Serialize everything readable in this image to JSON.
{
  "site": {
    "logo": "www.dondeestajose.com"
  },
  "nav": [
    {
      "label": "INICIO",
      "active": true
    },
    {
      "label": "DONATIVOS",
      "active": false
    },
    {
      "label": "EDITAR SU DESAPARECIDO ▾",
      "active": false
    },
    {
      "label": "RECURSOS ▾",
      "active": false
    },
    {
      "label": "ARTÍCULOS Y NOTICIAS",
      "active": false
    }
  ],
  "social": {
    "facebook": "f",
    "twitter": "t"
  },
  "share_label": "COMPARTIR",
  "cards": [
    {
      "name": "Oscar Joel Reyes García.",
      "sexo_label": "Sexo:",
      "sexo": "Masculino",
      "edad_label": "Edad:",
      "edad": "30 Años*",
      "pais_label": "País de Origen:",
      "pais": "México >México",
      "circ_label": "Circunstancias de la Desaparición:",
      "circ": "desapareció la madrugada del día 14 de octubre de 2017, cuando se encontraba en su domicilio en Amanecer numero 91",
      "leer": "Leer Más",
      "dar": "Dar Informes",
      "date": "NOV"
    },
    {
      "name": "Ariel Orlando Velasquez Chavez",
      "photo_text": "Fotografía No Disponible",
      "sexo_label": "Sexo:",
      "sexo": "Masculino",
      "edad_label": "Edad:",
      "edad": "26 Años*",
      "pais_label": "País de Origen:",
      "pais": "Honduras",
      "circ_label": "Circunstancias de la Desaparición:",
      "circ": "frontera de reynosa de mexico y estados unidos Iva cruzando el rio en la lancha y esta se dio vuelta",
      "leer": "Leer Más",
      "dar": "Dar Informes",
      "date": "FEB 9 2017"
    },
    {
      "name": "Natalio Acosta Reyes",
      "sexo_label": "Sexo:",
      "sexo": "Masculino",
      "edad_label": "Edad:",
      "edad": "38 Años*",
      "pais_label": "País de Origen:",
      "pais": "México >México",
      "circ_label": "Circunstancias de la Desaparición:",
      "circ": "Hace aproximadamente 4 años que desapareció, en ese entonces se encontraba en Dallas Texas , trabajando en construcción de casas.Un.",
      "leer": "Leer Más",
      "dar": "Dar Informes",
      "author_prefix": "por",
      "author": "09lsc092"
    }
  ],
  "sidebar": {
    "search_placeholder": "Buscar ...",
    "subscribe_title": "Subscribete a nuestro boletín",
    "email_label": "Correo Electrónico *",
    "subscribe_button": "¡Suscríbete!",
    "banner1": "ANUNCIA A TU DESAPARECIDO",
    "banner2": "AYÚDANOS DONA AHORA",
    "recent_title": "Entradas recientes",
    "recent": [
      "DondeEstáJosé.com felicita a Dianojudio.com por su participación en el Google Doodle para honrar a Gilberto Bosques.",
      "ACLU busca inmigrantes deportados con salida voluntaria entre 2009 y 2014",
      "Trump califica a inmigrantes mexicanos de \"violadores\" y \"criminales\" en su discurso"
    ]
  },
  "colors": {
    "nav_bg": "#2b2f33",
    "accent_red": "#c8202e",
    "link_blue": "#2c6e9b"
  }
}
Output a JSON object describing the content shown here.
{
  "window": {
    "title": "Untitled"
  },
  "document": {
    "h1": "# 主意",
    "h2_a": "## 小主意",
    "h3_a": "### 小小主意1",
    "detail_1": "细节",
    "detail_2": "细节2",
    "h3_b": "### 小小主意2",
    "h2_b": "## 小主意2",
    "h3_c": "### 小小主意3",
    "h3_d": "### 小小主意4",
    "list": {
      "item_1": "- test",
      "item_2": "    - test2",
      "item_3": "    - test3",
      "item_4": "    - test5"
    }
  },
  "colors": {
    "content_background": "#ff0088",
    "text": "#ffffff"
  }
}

*Stated exercise*
Return exactly the lines of the data, and only those, from the line with "Output a JSON" through the last line, inclusive.

*Full answer*
Output a JSON object describing the content shown here.
{
  "window": {
    "title": "Untitled"
  },
  "document": {
    "h1": "# 主意",
    "h2_a": "## 小主意",
    "h3_a": "### 小小主意1",
    "detail_1": "细节",
    "detail_2": "细节2",
    "h3_b": "### 小小主意2",
    "h2_b": "## 小主意2",
    "h3_c": "### 小小主意3",
    "h3_d": "### 小小主意4",
    "list": {
      "item_1": "- test",
      "item_2": "    - test2",
      "item_3": "    - test3",
      "item_4": "    - test5"
    }
  },
  "colors": {
    "content_background": "#ff0088",
    "text": "#ffffff"
  }
}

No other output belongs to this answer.